» **Exercise requirements**: Repeat all of the material below exactly as written, images excluded.

++++ Provided material

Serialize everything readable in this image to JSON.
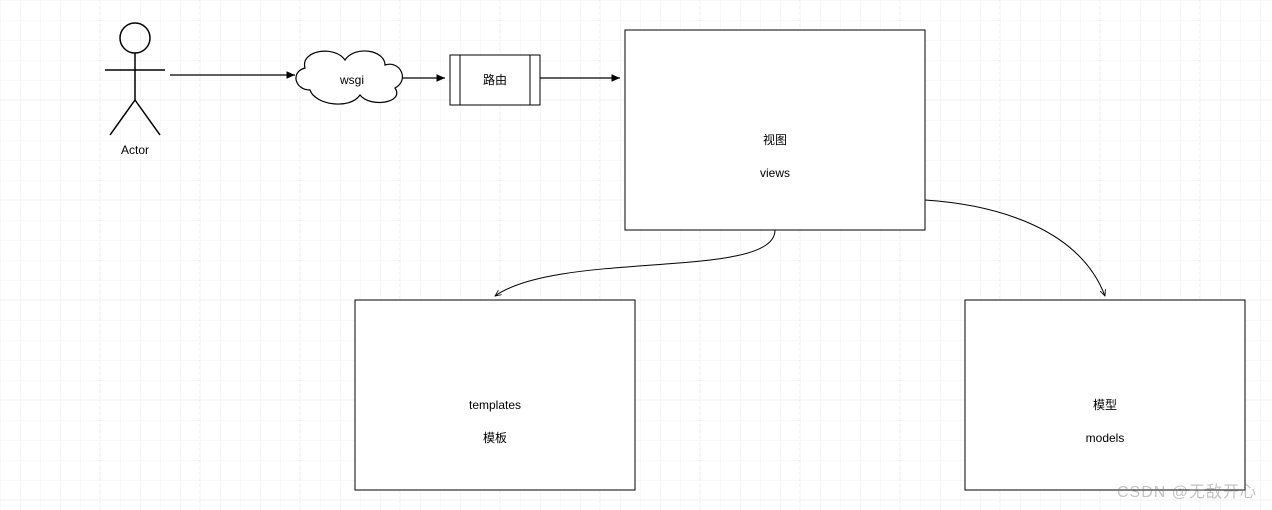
{
  "actor": {
    "label": "Actor"
  },
  "wsgi": {
    "label": "wsgi"
  },
  "router": {
    "label": "路由"
  },
  "views": {
    "line1": "视图",
    "line2": "views"
  },
  "templates": {
    "line1": "templates",
    "line2": "模板"
  },
  "models": {
    "line1": "模型",
    "line2": "models"
  },
  "watermark": "CSDN @无敌开心"
}
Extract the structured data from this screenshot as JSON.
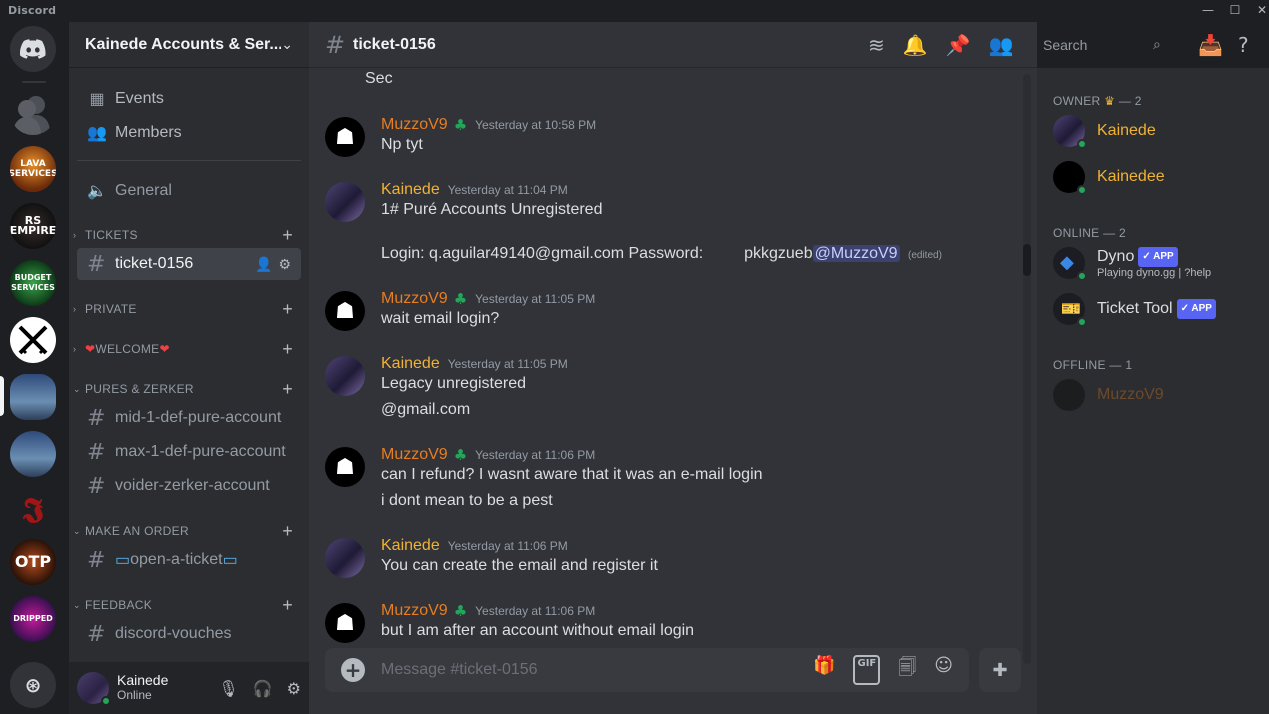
{
  "window": {
    "app_title": "Discord"
  },
  "servers": [
    {
      "name": "Home",
      "label": ""
    },
    {
      "name": "server-friends",
      "label": ""
    },
    {
      "name": "Lava Services",
      "label": "LAVA\nSERVICES"
    },
    {
      "name": "RS Empire",
      "label": "RS\nEMPIRE"
    },
    {
      "name": "Budget Services",
      "label": "BUDGET\nSERVICES"
    },
    {
      "name": "Swords",
      "label": ""
    },
    {
      "name": "Server 1",
      "label": ""
    },
    {
      "name": "Server 2",
      "label": ""
    },
    {
      "name": "Server L",
      "label": ""
    },
    {
      "name": "OTP",
      "label": "OTP"
    },
    {
      "name": "Dripped",
      "label": "DRIPPED"
    },
    {
      "name": "Discover",
      "label": ""
    }
  ],
  "sidebar": {
    "server_name": "Kainede Accounts & Ser...",
    "events": "Events",
    "members": "Members",
    "general": "General",
    "categories": {
      "tickets": "TICKETS",
      "private": "PRIVATE",
      "welcome": "WELCOME",
      "pures": "PURES & ZERKER",
      "order": "MAKE AN ORDER",
      "feedback": "FEEDBACK"
    },
    "channels": {
      "ticket": "ticket-0156",
      "mid": "mid-1-def-pure-account",
      "max": "max-1-def-pure-account",
      "voider": "voider-zerker-account",
      "open": "open-a-ticket",
      "vouches": "discord-vouches"
    }
  },
  "user": {
    "name": "Kainede",
    "status": "Online"
  },
  "chat": {
    "channel": "ticket-0156",
    "search_placeholder": "Search",
    "composer_placeholder": "Message #ticket-0156",
    "gif_label": "GIF",
    "messages": [
      {
        "text": "Sec"
      },
      {
        "author": "MuzzoV9",
        "ts": "Yesterday at 10:58 PM",
        "lines": [
          "Np tyt"
        ]
      },
      {
        "author": "Kainede",
        "ts": "Yesterday at 11:04 PM",
        "lines": [
          "1# Puré Accounts Unregistered",
          "Login: q.aguilar49140@gmail.com Password:"
        ],
        "pw": "pkkgzueb",
        "mention": "@MuzzoV9",
        "edited": "(edited)"
      },
      {
        "author": "MuzzoV9",
        "ts": "Yesterday at 11:05 PM",
        "lines": [
          "wait email login?"
        ]
      },
      {
        "author": "Kainede",
        "ts": "Yesterday at 11:05 PM",
        "lines": [
          "Legacy unregistered",
          "@gmail.com"
        ]
      },
      {
        "author": "MuzzoV9",
        "ts": "Yesterday at 11:06 PM",
        "lines": [
          "can I refund? I wasnt aware that it was an e-mail login",
          "i dont mean to be a pest"
        ]
      },
      {
        "author": "Kainede",
        "ts": "Yesterday at 11:06 PM",
        "lines": [
          "You can create the email and register it"
        ]
      },
      {
        "author": "MuzzoV9",
        "ts": "Yesterday at 11:06 PM",
        "lines": [
          "but I am after an account without email login"
        ]
      }
    ]
  },
  "members": {
    "owner_group": "OWNER",
    "owner_count": "— 2",
    "online_group": "ONLINE — 2",
    "offline_group": "OFFLINE — 1",
    "list": [
      {
        "name": "Kainede"
      },
      {
        "name": "Kainedee"
      },
      {
        "name": "Dyno",
        "tag": "APP",
        "sub": "Playing dyno.gg | ?help"
      },
      {
        "name": "Ticket Tool",
        "tag": "APP"
      },
      {
        "name": "MuzzoV9"
      }
    ]
  },
  "colors": {
    "kainede": "#f0b232",
    "muzzo": "#e67e22",
    "accent": "#5865f2",
    "online": "#23a55a"
  }
}
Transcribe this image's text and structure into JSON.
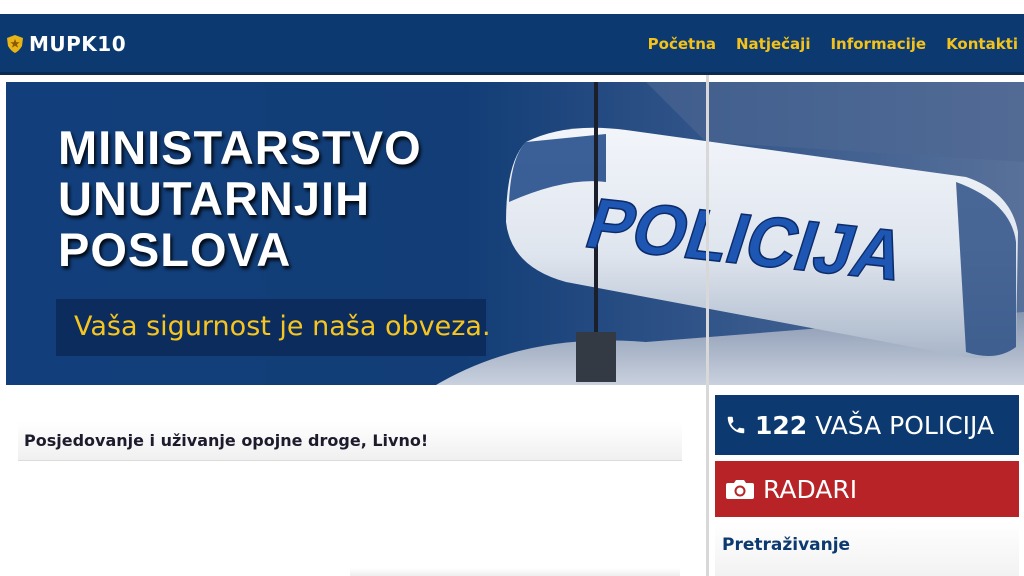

++++++++

» **Solution for this task**:
Serialize everything readable in this image to JSON.
{
  "actor": {
    "label": "Actor"
  },
  "wsgi": {
    "label": "wsgi"
  },
  "router": {
    "label": "路由"
  },
  "views": {
    "line1": "视图",
    "line2": "views"
  },
  "templates": {
    "line1": "templates",
    "line2": "模板"
  },
  "models": {
    "line1": "模型",
    "line2": "models"
  },
  "watermark": "CSDN @无敌开心"
}
Extract the structured data from this screenshot as JSON.
{
  "window": {
    "app_title": "Discord"
  },
  "servers": [
    {
      "name": "Home",
      "label": ""
    },
    {
      "name": "server-friends",
      "label": ""
    },
    {
      "name": "Lava Services",
      "label": "LAVA\nSERVICES"
    },
    {
      "name": "RS Empire",
      "label": "RS\nEMPIRE"
    },
    {
      "name": "Budget Services",
      "label": "BUDGET\nSERVICES"
    },
    {
      "name": "Swords",
      "label": ""
    },
    {
      "name": "Server 1",
      "label": ""
    },
    {
      "name": "Server 2",
      "label": ""
    },
    {
      "name": "Server L",
      "label": ""
    },
    {
      "name": "OTP",
      "label": "OTP"
    },
    {
      "name": "Dripped",
      "label": "DRIPPED"
    },
    {
      "name": "Discover",
      "label": ""
    }
  ],
  "sidebar": {
    "server_name": "Kainede Accounts & Ser...",
    "events": "Events",
    "members": "Members",
    "general": "General",
    "categories": {
      "tickets": "TICKETS",
      "private": "PRIVATE",
      "welcome": "WELCOME",
      "pures": "PURES & ZERKER",
      "order": "MAKE AN ORDER",
      "feedback": "FEEDBACK"
    },
    "channels": {
      "ticket": "ticket-0156",
      "mid": "mid-1-def-pure-account",
      "max": "max-1-def-pure-account",
      "voider": "voider-zerker-account",
      "open": "open-a-ticket",
      "vouches": "discord-vouches"
    }
  },
  "user": {
    "name": "Kainede",
    "status": "Online"
  },
  "chat": {
    "channel": "ticket-0156",
    "search_placeholder": "Search",
    "composer_placeholder": "Message #ticket-0156",
    "gif_label": "GIF",
    "messages": [
      {
        "text": "Sec"
      },
      {
        "author": "MuzzoV9",
        "ts": "Yesterday at 10:58 PM",
        "lines": [
          "Np tyt"
        ]
      },
      {
        "author": "Kainede",
        "ts": "Yesterday at 11:04 PM",
        "lines": [
          "1# Puré Accounts Unregistered",
          "Login: q.aguilar49140@gmail.com Password:"
        ],
        "pw": "pkkgzueb",
        "mention": "@MuzzoV9",
        "edited": "(edited)"
      },
      {
        "author": "MuzzoV9",
        "ts": "Yesterday at 11:05 PM",
        "lines": [
          "wait email login?"
        ]
      },
      {
        "author": "Kainede",
        "ts": "Yesterday at 11:05 PM",
        "lines": [
          "Legacy unregistered",
          "@gmail.com"
        ]
      },
      {
        "author": "MuzzoV9",
        "ts": "Yesterday at 11:06 PM",
        "lines": [
          "can I refund? I wasnt aware that it was an e-mail login",
          "i dont mean to be a pest"
        ]
      },
      {
        "author": "Kainede",
        "ts": "Yesterday at 11:06 PM",
        "lines": [
          "You can create the email and register it"
        ]
      },
      {
        "author": "MuzzoV9",
        "ts": "Yesterday at 11:06 PM",
        "lines": [
          "but I am after an account without email login"
        ]
      }
    ]
  },
  "members": {
    "owner_group": "OWNER",
    "owner_count": "— 2",
    "online_group": "ONLINE — 2",
    "offline_group": "OFFLINE — 1",
    "list": [
      {
        "name": "Kainede"
      },
      {
        "name": "Kainedee"
      },
      {
        "name": "Dyno",
        "tag": "APP",
        "sub": "Playing dyno.gg | ?help"
      },
      {
        "name": "Ticket Tool",
        "tag": "APP"
      },
      {
        "name": "MuzzoV9"
      }
    ]
  },
  "colors": {
    "kainede": "#f0b232",
    "muzzo": "#e67e22",
    "accent": "#5865f2",
    "online": "#23a55a"
  }
}
Transcribe this image's text and structure into JSON.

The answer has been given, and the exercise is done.